◆ Entries
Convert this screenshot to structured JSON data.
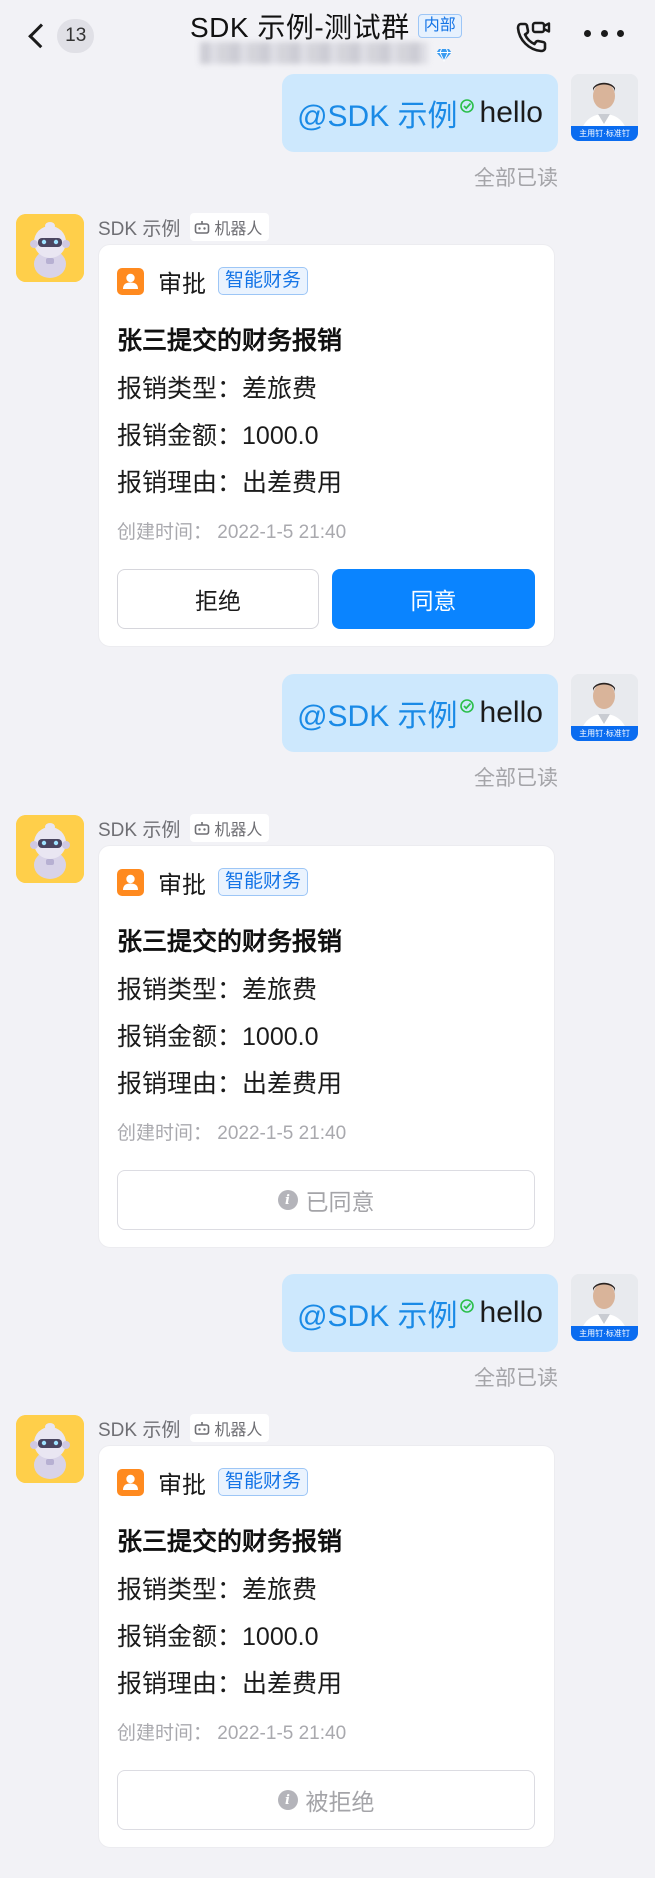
{
  "header": {
    "unread_count": "13",
    "title": "SDK 示例-测试群",
    "internal_tag": "内部"
  },
  "sent_messages": [
    {
      "mention": "@SDK 示例",
      "text": "hello",
      "read_status": "全部已读"
    },
    {
      "mention": "@SDK 示例",
      "text": "hello",
      "read_status": "全部已读"
    },
    {
      "mention": "@SDK 示例",
      "text": "hello",
      "read_status": "全部已读"
    }
  ],
  "self_avatar_caption": "主用钉·标准钉",
  "robot_messages": [
    {
      "sender": "SDK 示例",
      "sender_tag": "机器人",
      "app_name": "审批",
      "app_tag": "智能财务",
      "card_title": "张三提交的财务报销",
      "fields": [
        {
          "label": "报销类型：",
          "value": "差旅费"
        },
        {
          "label": "报销金额：",
          "value": "1000.0"
        },
        {
          "label": "报销理由：",
          "value": "出差费用"
        }
      ],
      "created": "创建时间：  2022-1-5 21:40",
      "reject_label": "拒绝",
      "agree_label": "同意"
    },
    {
      "sender": "SDK 示例",
      "sender_tag": "机器人",
      "app_name": "审批",
      "app_tag": "智能财务",
      "card_title": "张三提交的财务报销",
      "fields": [
        {
          "label": "报销类型：",
          "value": "差旅费"
        },
        {
          "label": "报销金额：",
          "value": "1000.0"
        },
        {
          "label": "报销理由：",
          "value": "出差费用"
        }
      ],
      "created": "创建时间：  2022-1-5 21:40",
      "status_label": "已同意"
    },
    {
      "sender": "SDK 示例",
      "sender_tag": "机器人",
      "app_name": "审批",
      "app_tag": "智能财务",
      "card_title": "张三提交的财务报销",
      "fields": [
        {
          "label": "报销类型：",
          "value": "差旅费"
        },
        {
          "label": "报销金额：",
          "value": "1000.0"
        },
        {
          "label": "报销理由：",
          "value": "出差费用"
        }
      ],
      "created": "创建时间：  2022-1-5 21:40",
      "status_label": "被拒绝"
    }
  ],
  "colors": {
    "accent": "#0a84ff",
    "bubble": "#cde8fd",
    "mention": "#1a8ae6",
    "approval_icon": "#ff8a1f",
    "robot_avatar_bg": "#ffcf4a",
    "background": "#f2f2f6"
  },
  "icons": [
    "back-chevron-icon",
    "diamond-icon",
    "phone-video-icon",
    "more-icon",
    "verified-check-icon",
    "robot-icon",
    "approval-person-icon",
    "info-icon"
  ]
}
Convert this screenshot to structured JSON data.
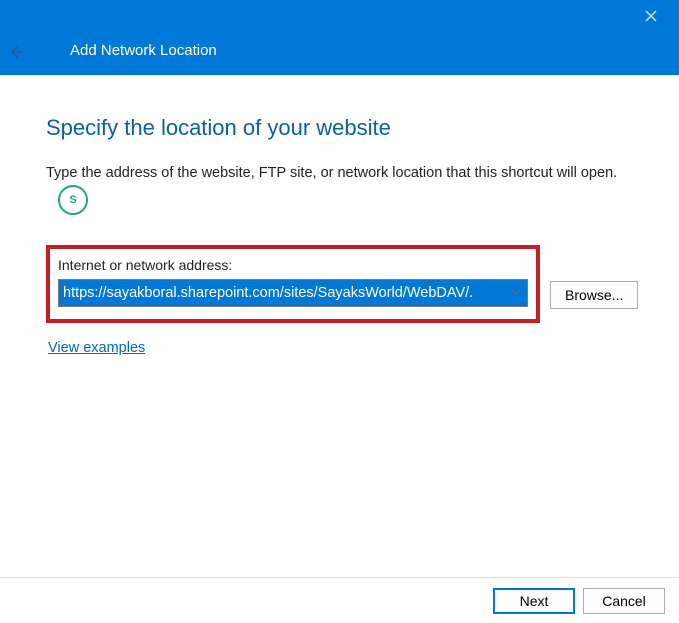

◆ Problem requirements
Transcribe the records above exactly, leaving out every picture.

◆ Solution to this exercise
Convert this screenshot to structured JSON data.
{
  "header": {
    "unread_count": "13",
    "title": "SDK 示例-测试群",
    "internal_tag": "内部"
  },
  "sent_messages": [
    {
      "mention": "@SDK 示例",
      "text": "hello",
      "read_status": "全部已读"
    },
    {
      "mention": "@SDK 示例",
      "text": "hello",
      "read_status": "全部已读"
    },
    {
      "mention": "@SDK 示例",
      "text": "hello",
      "read_status": "全部已读"
    }
  ],
  "self_avatar_caption": "主用钉·标准钉",
  "robot_messages": [
    {
      "sender": "SDK 示例",
      "sender_tag": "机器人",
      "app_name": "审批",
      "app_tag": "智能财务",
      "card_title": "张三提交的财务报销",
      "fields": [
        {
          "label": "报销类型：",
          "value": "差旅费"
        },
        {
          "label": "报销金额：",
          "value": "1000.0"
        },
        {
          "label": "报销理由：",
          "value": "出差费用"
        }
      ],
      "created": "创建时间：  2022-1-5 21:40",
      "reject_label": "拒绝",
      "agree_label": "同意"
    },
    {
      "sender": "SDK 示例",
      "sender_tag": "机器人",
      "app_name": "审批",
      "app_tag": "智能财务",
      "card_title": "张三提交的财务报销",
      "fields": [
        {
          "label": "报销类型：",
          "value": "差旅费"
        },
        {
          "label": "报销金额：",
          "value": "1000.0"
        },
        {
          "label": "报销理由：",
          "value": "出差费用"
        }
      ],
      "created": "创建时间：  2022-1-5 21:40",
      "status_label": "已同意"
    },
    {
      "sender": "SDK 示例",
      "sender_tag": "机器人",
      "app_name": "审批",
      "app_tag": "智能财务",
      "card_title": "张三提交的财务报销",
      "fields": [
        {
          "label": "报销类型：",
          "value": "差旅费"
        },
        {
          "label": "报销金额：",
          "value": "1000.0"
        },
        {
          "label": "报销理由：",
          "value": "出差费用"
        }
      ],
      "created": "创建时间：  2022-1-5 21:40",
      "status_label": "被拒绝"
    }
  ],
  "colors": {
    "accent": "#0a84ff",
    "bubble": "#cde8fd",
    "mention": "#1a8ae6",
    "approval_icon": "#ff8a1f",
    "robot_avatar_bg": "#ffcf4a",
    "background": "#f2f2f6"
  },
  "icons": [
    "back-chevron-icon",
    "diamond-icon",
    "phone-video-icon",
    "more-icon",
    "verified-check-icon",
    "robot-icon",
    "approval-person-icon",
    "info-icon"
  ]
}
Convert this screenshot to structured JSON data.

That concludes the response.